• Records for the task
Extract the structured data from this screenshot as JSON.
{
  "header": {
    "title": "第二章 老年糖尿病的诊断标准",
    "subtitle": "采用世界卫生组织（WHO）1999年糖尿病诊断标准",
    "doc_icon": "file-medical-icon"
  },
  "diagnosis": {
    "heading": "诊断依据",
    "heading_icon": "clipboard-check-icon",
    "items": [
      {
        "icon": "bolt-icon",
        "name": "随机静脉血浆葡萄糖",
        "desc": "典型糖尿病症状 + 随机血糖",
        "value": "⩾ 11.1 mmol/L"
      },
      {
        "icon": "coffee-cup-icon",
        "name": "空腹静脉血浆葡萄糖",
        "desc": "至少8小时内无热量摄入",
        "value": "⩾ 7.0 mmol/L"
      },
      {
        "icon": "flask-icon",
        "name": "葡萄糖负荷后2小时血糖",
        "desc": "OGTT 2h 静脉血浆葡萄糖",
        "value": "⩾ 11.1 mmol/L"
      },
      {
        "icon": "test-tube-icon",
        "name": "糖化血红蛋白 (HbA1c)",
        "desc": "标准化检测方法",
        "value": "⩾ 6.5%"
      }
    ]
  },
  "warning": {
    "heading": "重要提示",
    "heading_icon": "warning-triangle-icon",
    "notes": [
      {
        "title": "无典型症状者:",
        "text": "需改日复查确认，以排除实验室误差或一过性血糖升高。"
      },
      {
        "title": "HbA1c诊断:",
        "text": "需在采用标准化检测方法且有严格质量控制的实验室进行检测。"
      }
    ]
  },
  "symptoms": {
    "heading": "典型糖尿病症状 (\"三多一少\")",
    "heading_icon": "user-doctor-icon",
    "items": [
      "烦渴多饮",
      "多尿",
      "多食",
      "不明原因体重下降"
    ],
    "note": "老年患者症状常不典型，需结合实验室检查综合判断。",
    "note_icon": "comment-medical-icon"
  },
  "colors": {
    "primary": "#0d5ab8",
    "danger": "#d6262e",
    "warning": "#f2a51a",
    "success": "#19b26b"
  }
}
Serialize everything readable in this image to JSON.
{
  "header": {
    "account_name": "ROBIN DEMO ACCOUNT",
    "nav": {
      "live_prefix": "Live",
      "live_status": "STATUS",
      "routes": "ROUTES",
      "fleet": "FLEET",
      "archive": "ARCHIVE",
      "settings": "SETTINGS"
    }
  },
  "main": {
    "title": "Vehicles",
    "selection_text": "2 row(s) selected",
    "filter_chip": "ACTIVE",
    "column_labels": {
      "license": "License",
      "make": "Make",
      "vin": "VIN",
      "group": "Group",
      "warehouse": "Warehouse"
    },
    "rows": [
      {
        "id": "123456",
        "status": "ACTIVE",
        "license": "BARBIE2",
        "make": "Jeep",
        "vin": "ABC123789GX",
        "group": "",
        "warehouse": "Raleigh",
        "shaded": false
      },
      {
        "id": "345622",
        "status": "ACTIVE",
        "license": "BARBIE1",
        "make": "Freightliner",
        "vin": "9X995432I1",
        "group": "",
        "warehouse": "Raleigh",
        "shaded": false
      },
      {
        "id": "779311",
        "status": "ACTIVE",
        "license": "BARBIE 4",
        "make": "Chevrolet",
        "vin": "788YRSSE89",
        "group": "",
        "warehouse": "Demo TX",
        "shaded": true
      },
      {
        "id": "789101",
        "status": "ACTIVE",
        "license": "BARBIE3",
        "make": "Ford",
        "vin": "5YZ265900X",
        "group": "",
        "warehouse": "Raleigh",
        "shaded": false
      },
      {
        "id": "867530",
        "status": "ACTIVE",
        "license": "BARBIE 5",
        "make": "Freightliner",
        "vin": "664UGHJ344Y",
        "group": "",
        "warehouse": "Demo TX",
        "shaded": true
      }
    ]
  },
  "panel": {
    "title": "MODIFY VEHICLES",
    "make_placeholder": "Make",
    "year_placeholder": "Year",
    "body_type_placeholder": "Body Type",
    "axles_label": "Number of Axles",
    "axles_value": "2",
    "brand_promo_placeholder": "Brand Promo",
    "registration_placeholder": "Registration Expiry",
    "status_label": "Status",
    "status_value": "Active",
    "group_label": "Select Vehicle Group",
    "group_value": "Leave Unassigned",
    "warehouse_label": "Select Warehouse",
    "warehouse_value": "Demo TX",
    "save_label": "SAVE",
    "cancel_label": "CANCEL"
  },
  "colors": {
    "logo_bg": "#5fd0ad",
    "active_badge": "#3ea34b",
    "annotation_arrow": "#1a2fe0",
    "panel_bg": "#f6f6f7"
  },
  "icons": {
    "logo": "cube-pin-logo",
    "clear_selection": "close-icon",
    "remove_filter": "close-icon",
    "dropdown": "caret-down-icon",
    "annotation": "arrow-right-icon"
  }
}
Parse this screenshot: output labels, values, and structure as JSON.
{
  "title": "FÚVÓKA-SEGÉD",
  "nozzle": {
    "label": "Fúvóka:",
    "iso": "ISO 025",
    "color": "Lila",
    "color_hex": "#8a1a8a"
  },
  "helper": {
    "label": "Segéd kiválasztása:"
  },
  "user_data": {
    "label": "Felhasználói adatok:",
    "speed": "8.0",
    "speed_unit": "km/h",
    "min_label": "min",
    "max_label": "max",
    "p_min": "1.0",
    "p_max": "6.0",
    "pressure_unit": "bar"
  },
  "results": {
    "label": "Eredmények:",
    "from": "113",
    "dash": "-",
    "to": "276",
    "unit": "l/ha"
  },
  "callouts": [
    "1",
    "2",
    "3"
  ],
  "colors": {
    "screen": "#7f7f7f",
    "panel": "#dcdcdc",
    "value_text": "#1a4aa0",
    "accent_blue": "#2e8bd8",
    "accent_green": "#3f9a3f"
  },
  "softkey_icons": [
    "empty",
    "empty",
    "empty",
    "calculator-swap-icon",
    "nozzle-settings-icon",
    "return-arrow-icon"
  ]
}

• Objective
Print the entries exactly. Include every one.

• The answer
Extract the structured data from this screenshot as JSON.
{
  "header": {
    "title": "第二章 老年糖尿病的诊断标准",
    "subtitle": "采用世界卫生组织（WHO）1999年糖尿病诊断标准",
    "doc_icon": "file-medical-icon"
  },
  "diagnosis": {
    "heading": "诊断依据",
    "heading_icon": "clipboard-check-icon",
    "items": [
      {
        "icon": "bolt-icon",
        "name": "随机静脉血浆葡萄糖",
        "desc": "典型糖尿病症状 + 随机血糖",
        "value": "⩾ 11.1 mmol/L"
      },
      {
        "icon": "coffee-cup-icon",
        "name": "空腹静脉血浆葡萄糖",
        "desc": "至少8小时内无热量摄入",
        "value": "⩾ 7.0 mmol/L"
      },
      {
        "icon": "flask-icon",
        "name": "葡萄糖负荷后2小时血糖",
        "desc": "OGTT 2h 静脉血浆葡萄糖",
        "value": "⩾ 11.1 mmol/L"
      },
      {
        "icon": "test-tube-icon",
        "name": "糖化血红蛋白 (HbA1c)",
        "desc": "标准化检测方法",
        "value": "⩾ 6.5%"
      }
    ]
  },
  "warning": {
    "heading": "重要提示",
    "heading_icon": "warning-triangle-icon",
    "notes": [
      {
        "title": "无典型症状者:",
        "text": "需改日复查确认，以排除实验室误差或一过性血糖升高。"
      },
      {
        "title": "HbA1c诊断:",
        "text": "需在采用标准化检测方法且有严格质量控制的实验室进行检测。"
      }
    ]
  },
  "symptoms": {
    "heading": "典型糖尿病症状 (\"三多一少\")",
    "heading_icon": "user-doctor-icon",
    "items": [
      "烦渴多饮",
      "多尿",
      "多食",
      "不明原因体重下降"
    ],
    "note": "老年患者症状常不典型，需结合实验室检查综合判断。",
    "note_icon": "comment-medical-icon"
  },
  "colors": {
    "primary": "#0d5ab8",
    "danger": "#d6262e",
    "warning": "#f2a51a",
    "success": "#19b26b"
  }
}
Serialize everything readable in this image to JSON.
{
  "header": {
    "account_name": "ROBIN DEMO ACCOUNT",
    "nav": {
      "live_prefix": "Live",
      "live_status": "STATUS",
      "routes": "ROUTES",
      "fleet": "FLEET",
      "archive": "ARCHIVE",
      "settings": "SETTINGS"
    }
  },
  "main": {
    "title": "Vehicles",
    "selection_text": "2 row(s) selected",
    "filter_chip": "ACTIVE",
    "column_labels": {
      "license": "License",
      "make": "Make",
      "vin": "VIN",
      "group": "Group",
      "warehouse": "Warehouse"
    },
    "rows": [
      {
        "id": "123456",
        "status": "ACTIVE",
        "license": "BARBIE2",
        "make": "Jeep",
        "vin": "ABC123789GX",
        "group": "",
        "warehouse": "Raleigh",
        "shaded": false
      },
      {
        "id": "345622",
        "status": "ACTIVE",
        "license": "BARBIE1",
        "make": "Freightliner",
        "vin": "9X995432I1",
        "group": "",
        "warehouse": "Raleigh",
        "shaded": false
      },
      {
        "id": "779311",
        "status": "ACTIVE",
        "license": "BARBIE 4",
        "make": "Chevrolet",
        "vin": "788YRSSE89",
        "group": "",
        "warehouse": "Demo TX",
        "shaded": true
      },
      {
        "id": "789101",
        "status": "ACTIVE",
        "license": "BARBIE3",
        "make": "Ford",
        "vin": "5YZ265900X",
        "group": "",
        "warehouse": "Raleigh",
        "shaded": false
      },
      {
        "id": "867530",
        "status": "ACTIVE",
        "license": "BARBIE 5",
        "make": "Freightliner",
        "vin": "664UGHJ344Y",
        "group": "",
        "warehouse": "Demo TX",
        "shaded": true
      }
    ]
  },
  "panel": {
    "title": "MODIFY VEHICLES",
    "make_placeholder": "Make",
    "year_placeholder": "Year",
    "body_type_placeholder": "Body Type",
    "axles_label": "Number of Axles",
    "axles_value": "2",
    "brand_promo_placeholder": "Brand Promo",
    "registration_placeholder": "Registration Expiry",
    "status_label": "Status",
    "status_value": "Active",
    "group_label": "Select Vehicle Group",
    "group_value": "Leave Unassigned",
    "warehouse_label": "Select Warehouse",
    "warehouse_value": "Demo TX",
    "save_label": "SAVE",
    "cancel_label": "CANCEL"
  },
  "colors": {
    "logo_bg": "#5fd0ad",
    "active_badge": "#3ea34b",
    "annotation_arrow": "#1a2fe0",
    "panel_bg": "#f6f6f7"
  },
  "icons": {
    "logo": "cube-pin-logo",
    "clear_selection": "close-icon",
    "remove_filter": "close-icon",
    "dropdown": "caret-down-icon",
    "annotation": "arrow-right-icon"
  }
}
Parse this screenshot: output labels, values, and structure as JSON.
{
  "title": "FÚVÓKA-SEGÉD",
  "nozzle": {
    "label": "Fúvóka:",
    "iso": "ISO 025",
    "color": "Lila",
    "color_hex": "#8a1a8a"
  },
  "helper": {
    "label": "Segéd kiválasztása:"
  },
  "user_data": {
    "label": "Felhasználói adatok:",
    "speed": "8.0",
    "speed_unit": "km/h",
    "min_label": "min",
    "max_label": "max",
    "p_min": "1.0",
    "p_max": "6.0",
    "pressure_unit": "bar"
  },
  "results": {
    "label": "Eredmények:",
    "from": "113",
    "dash": "-",
    "to": "276",
    "unit": "l/ha"
  },
  "callouts": [
    "1",
    "2",
    "3"
  ],
  "colors": {
    "screen": "#7f7f7f",
    "panel": "#dcdcdc",
    "value_text": "#1a4aa0",
    "accent_blue": "#2e8bd8",
    "accent_green": "#3f9a3f"
  },
  "softkey_icons": [
    "empty",
    "empty",
    "empty",
    "calculator-swap-icon",
    "nozzle-settings-icon",
    "return-arrow-icon"
  ]
}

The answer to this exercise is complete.